▶ **Job**
Every line of the listing must be reproduced as it stands. Leave the images behind.
....
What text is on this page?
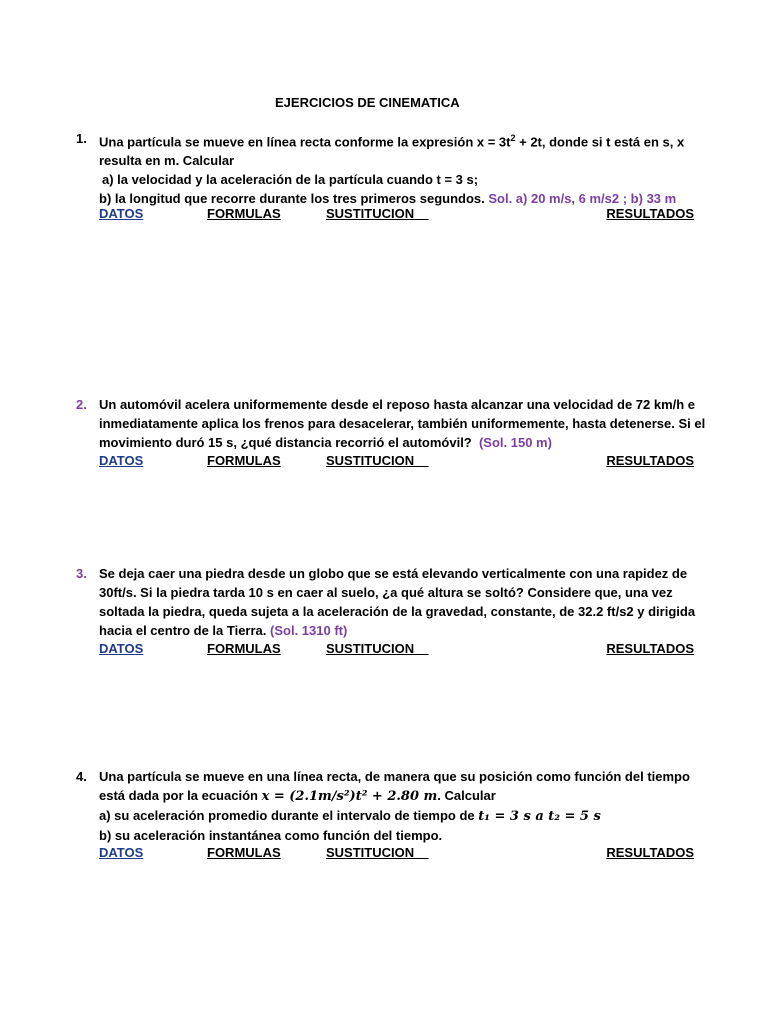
EJERCICIOS DE CINEMATICA
1. Una partícula se mueve en línea recta conforme la expresión $x = 3t^2 + 2t$, donde si t está en s, x resulta en m. Calcular
a) la velocidad y la aceleración de la partícula cuando t = 3 s;
b) la longitud que recorre durante los tres primeros segundos. Sol. a) 20 m/s, 6 m/s2 ; b) 33 m
DATOS	FORMULAS	SUSTITUCION	RESULTADOS
2. Un automóvil acelera uniformemente desde el reposo hasta alcanzar una velocidad de 72 km/h e inmediatamente aplica los frenos para desacelerar, también uniformemente, hasta detenerse. Si el movimiento duró 15 s, ¿qué distancia recorrió el automóvil?  (Sol. 150 m)
DATOS	FORMULAS	SUSTITUCION	RESULTADOS
3. Se deja caer una piedra desde un globo que se está elevando verticalmente con una rapidez de 30ft/s. Si la piedra tarda 10 s en caer al suelo, ¿a qué altura se soltó? Considere que, una vez soltada la piedra, queda sujeta a la aceleración de la gravedad, constante, de 32.2 ft/s2 y dirigida hacia el centro de la Tierra. (Sol. 1310 ft)
DATOS	FORMULAS	SUSTITUCION	RESULTADOS
4. Una partícula se mueve en una línea recta, de manera que su posición como función del tiempo está dada por la ecuación x = (2.1m/s²)t² + 2.80 m. Calcular
a) su aceleración promedio durante el intervalo de tiempo de t₁ = 3 s a t₂ = 5 s
b) su aceleración instantánea como función del tiempo.
DATOS	FORMULAS	SUSTITUCION	RESULTADOS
....
▶ **In response**
What text is on this page?
EJERCICIOS DE CINEMATICA
1. Una partícula se mueve en línea recta conforme la expresión $x = 3t^2 + 2t$, donde si t está en s, x resulta en m. Calcular
a) la velocidad y la aceleración de la partícula cuando t = 3 s;
b) la longitud que recorre durante los tres primeros segundos. Sol. a) 20 m/s, 6 m/s2 ; b) 33 m
DATOS	FORMULAS	SUSTITUCION	RESULTADOS
2. Un automóvil acelera uniformemente desde el reposo hasta alcanzar una velocidad de 72 km/h e inmediatamente aplica los frenos para desacelerar, también uniformemente, hasta detenerse. Si el movimiento duró 15 s, ¿qué distancia recorrió el automóvil?  (Sol. 150 m)
DATOS	FORMULAS	SUSTITUCION	RESULTADOS
3. Se deja caer una piedra desde un globo que se está elevando verticalmente con una rapidez de 30ft/s. Si la piedra tarda 10 s en caer al suelo, ¿a qué altura se soltó? Considere que, una vez soltada la piedra, queda sujeta a la aceleración de la gravedad, constante, de 32.2 ft/s2 y dirigida hacia el centro de la Tierra. (Sol. 1310 ft)
DATOS	FORMULAS	SUSTITUCION	RESULTADOS
4. Una partícula se mueve en una línea recta, de manera que su posición como función del tiempo está dada por la ecuación x = (2.1m/s²)t² + 2.80 m. Calcular
a) su aceleración promedio durante el intervalo de tiempo de t₁ = 3 s a t₂ = 5 s
b) su aceleración instantánea como función del tiempo.
DATOS	FORMULAS	SUSTITUCION	RESULTADOS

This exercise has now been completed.